— BEGIN —

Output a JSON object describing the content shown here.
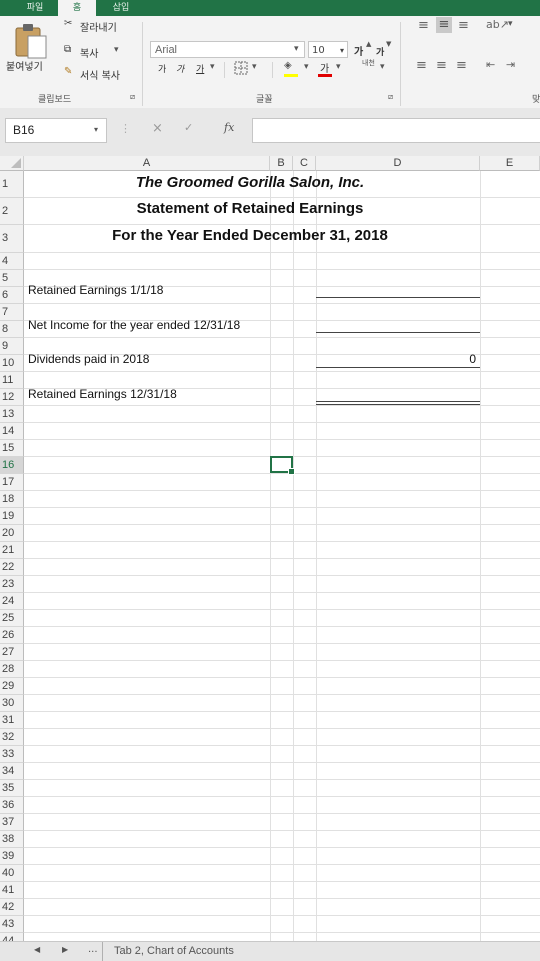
{
  "ribbon": {
    "tabs": [
      "파일",
      "홈",
      "삽입"
    ],
    "clipboard": {
      "paste_label": "붙여넣기",
      "cut_label": "잘라내기",
      "copy_label": "복사",
      "format_painter_label": "서식 복사",
      "group_label": "클립보드"
    },
    "font": {
      "font_name": "Arial",
      "font_size": "10",
      "bold": "가",
      "italic": "가",
      "underline": "가",
      "grow": "가",
      "shrink": "가",
      "phonetic": "내천",
      "group_label": "글꼴"
    },
    "edge_label": "맞"
  },
  "formula_bar": {
    "name_box": "B16",
    "fx": "fx",
    "cancel": "×",
    "confirm": "✓",
    "formula": ""
  },
  "sheet": {
    "columns": [
      "A",
      "B",
      "C",
      "D",
      "E"
    ],
    "rows": [
      "1",
      "2",
      "3",
      "4",
      "5",
      "6",
      "7",
      "8",
      "9",
      "10",
      "11",
      "12",
      "13",
      "14",
      "15",
      "16",
      "17",
      "18",
      "19",
      "20",
      "21",
      "22",
      "23",
      "24",
      "25",
      "26",
      "27",
      "28",
      "29",
      "30",
      "31",
      "32",
      "33",
      "34",
      "35",
      "36",
      "37",
      "38",
      "39",
      "40",
      "41",
      "42",
      "43",
      "44"
    ],
    "selected_row": "16",
    "selected_cell": "B16",
    "title1": "The Groomed Gorilla Salon, Inc.",
    "title2": "Statement of Retained Earnings",
    "title3": "For the Year Ended December 31, 2018",
    "row6_label": "Retained Earnings 1/1/18",
    "row8_label": "Net Income for the year ended 12/31/18",
    "row10_label": "Dividends paid in 2018",
    "row10_value": "0",
    "row12_label": "Retained Earnings 12/31/18"
  },
  "tabs_bar": {
    "ellipsis": "...",
    "sheet_tab": "Tab 2, Chart of Accounts"
  },
  "colors": {
    "excel_green": "#217346"
  }
}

— END —

- AIM -
Set down the material above as is, without any pictures.

- EXERCISE OUTPUT -
Output a JSON object describing the content shown here.
{
  "ribbon": {
    "tabs": [
      "파일",
      "홈",
      "삽입"
    ],
    "clipboard": {
      "paste_label": "붙여넣기",
      "cut_label": "잘라내기",
      "copy_label": "복사",
      "format_painter_label": "서식 복사",
      "group_label": "클립보드"
    },
    "font": {
      "font_name": "Arial",
      "font_size": "10",
      "bold": "가",
      "italic": "가",
      "underline": "가",
      "grow": "가",
      "shrink": "가",
      "phonetic": "내천",
      "group_label": "글꼴"
    },
    "edge_label": "맞"
  },
  "formula_bar": {
    "name_box": "B16",
    "fx": "fx",
    "cancel": "×",
    "confirm": "✓",
    "formula": ""
  },
  "sheet": {
    "columns": [
      "A",
      "B",
      "C",
      "D",
      "E"
    ],
    "rows": [
      "1",
      "2",
      "3",
      "4",
      "5",
      "6",
      "7",
      "8",
      "9",
      "10",
      "11",
      "12",
      "13",
      "14",
      "15",
      "16",
      "17",
      "18",
      "19",
      "20",
      "21",
      "22",
      "23",
      "24",
      "25",
      "26",
      "27",
      "28",
      "29",
      "30",
      "31",
      "32",
      "33",
      "34",
      "35",
      "36",
      "37",
      "38",
      "39",
      "40",
      "41",
      "42",
      "43",
      "44"
    ],
    "selected_row": "16",
    "selected_cell": "B16",
    "title1": "The Groomed Gorilla Salon, Inc.",
    "title2": "Statement of Retained Earnings",
    "title3": "For the Year Ended December 31, 2018",
    "row6_label": "Retained Earnings 1/1/18",
    "row8_label": "Net Income for the year ended 12/31/18",
    "row10_label": "Dividends paid in 2018",
    "row10_value": "0",
    "row12_label": "Retained Earnings 12/31/18"
  },
  "tabs_bar": {
    "ellipsis": "...",
    "sheet_tab": "Tab 2, Chart of Accounts"
  },
  "colors": {
    "excel_green": "#217346"
  }
}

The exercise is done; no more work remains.